(Some records)
########
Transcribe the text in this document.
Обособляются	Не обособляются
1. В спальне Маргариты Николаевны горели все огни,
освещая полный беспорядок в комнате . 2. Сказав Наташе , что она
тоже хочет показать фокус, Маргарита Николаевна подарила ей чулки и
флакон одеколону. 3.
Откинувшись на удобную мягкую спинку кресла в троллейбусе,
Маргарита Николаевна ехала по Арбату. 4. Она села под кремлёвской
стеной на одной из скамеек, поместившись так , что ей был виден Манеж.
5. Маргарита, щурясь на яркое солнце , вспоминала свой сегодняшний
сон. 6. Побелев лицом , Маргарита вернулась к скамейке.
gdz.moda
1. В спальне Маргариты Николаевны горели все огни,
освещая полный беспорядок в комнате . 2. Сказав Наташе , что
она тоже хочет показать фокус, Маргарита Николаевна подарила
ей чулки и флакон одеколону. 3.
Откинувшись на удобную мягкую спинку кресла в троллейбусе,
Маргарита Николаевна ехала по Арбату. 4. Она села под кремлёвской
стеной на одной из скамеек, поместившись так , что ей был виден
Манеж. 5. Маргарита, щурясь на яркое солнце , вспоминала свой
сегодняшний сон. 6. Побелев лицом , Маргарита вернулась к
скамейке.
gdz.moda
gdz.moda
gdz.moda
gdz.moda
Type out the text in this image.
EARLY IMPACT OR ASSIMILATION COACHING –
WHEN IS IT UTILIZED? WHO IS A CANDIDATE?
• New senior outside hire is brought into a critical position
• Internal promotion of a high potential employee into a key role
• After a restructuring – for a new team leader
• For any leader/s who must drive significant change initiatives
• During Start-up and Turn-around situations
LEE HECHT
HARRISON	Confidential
########
# THE TASK:
Identify the lines above that contain the word "хочет", then copy them.

# SOLUTION TO THIS PROBLEM:
тоже хочет показать фокус, Маргарита Николаевна подарила ей чулки и
она тоже хочет показать фокус, Маргарита Николаевна подарила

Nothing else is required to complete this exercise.